### TASK TO CARRY OUT
Repeat each line word for word.
━━━━━━━━
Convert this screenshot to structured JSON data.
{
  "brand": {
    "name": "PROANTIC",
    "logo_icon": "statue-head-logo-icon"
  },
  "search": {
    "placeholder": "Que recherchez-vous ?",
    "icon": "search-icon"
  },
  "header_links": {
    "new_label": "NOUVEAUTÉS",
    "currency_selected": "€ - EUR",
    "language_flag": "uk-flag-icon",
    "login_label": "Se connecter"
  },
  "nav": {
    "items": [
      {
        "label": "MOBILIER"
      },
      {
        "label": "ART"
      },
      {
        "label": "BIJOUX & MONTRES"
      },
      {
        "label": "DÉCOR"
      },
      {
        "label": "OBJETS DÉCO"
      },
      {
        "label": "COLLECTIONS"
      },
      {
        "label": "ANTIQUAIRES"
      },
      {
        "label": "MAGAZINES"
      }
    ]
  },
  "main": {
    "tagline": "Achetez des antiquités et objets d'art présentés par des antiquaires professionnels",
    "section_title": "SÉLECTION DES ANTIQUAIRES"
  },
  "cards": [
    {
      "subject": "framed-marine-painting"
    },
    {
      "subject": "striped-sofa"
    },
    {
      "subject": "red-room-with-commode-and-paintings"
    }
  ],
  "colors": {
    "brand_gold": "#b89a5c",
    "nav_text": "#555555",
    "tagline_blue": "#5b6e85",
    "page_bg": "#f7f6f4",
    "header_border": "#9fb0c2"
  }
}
━━━━━━━━
### SOLUTION FOR THIS PROBLEM
Convert this screenshot to structured JSON data.
{
  "brand": {
    "name": "PROANTIC",
    "logo_icon": "statue-head-logo-icon"
  },
  "search": {
    "placeholder": "Que recherchez-vous ?",
    "icon": "search-icon"
  },
  "header_links": {
    "new_label": "NOUVEAUTÉS",
    "currency_selected": "€ - EUR",
    "language_flag": "uk-flag-icon",
    "login_label": "Se connecter"
  },
  "nav": {
    "items": [
      {
        "label": "MOBILIER"
      },
      {
        "label": "ART"
      },
      {
        "label": "BIJOUX & MONTRES"
      },
      {
        "label": "DÉCOR"
      },
      {
        "label": "OBJETS DÉCO"
      },
      {
        "label": "COLLECTIONS"
      },
      {
        "label": "ANTIQUAIRES"
      },
      {
        "label": "MAGAZINES"
      }
    ]
  },
  "main": {
    "tagline": "Achetez des antiquités et objets d'art présentés par des antiquaires professionnels",
    "section_title": "SÉLECTION DES ANTIQUAIRES"
  },
  "cards": [
    {
      "subject": "framed-marine-painting"
    },
    {
      "subject": "striped-sofa"
    },
    {
      "subject": "red-room-with-commode-and-paintings"
    }
  ],
  "colors": {
    "brand_gold": "#b89a5c",
    "nav_text": "#555555",
    "tagline_blue": "#5b6e85",
    "page_bg": "#f7f6f4",
    "header_border": "#9fb0c2"
  }
}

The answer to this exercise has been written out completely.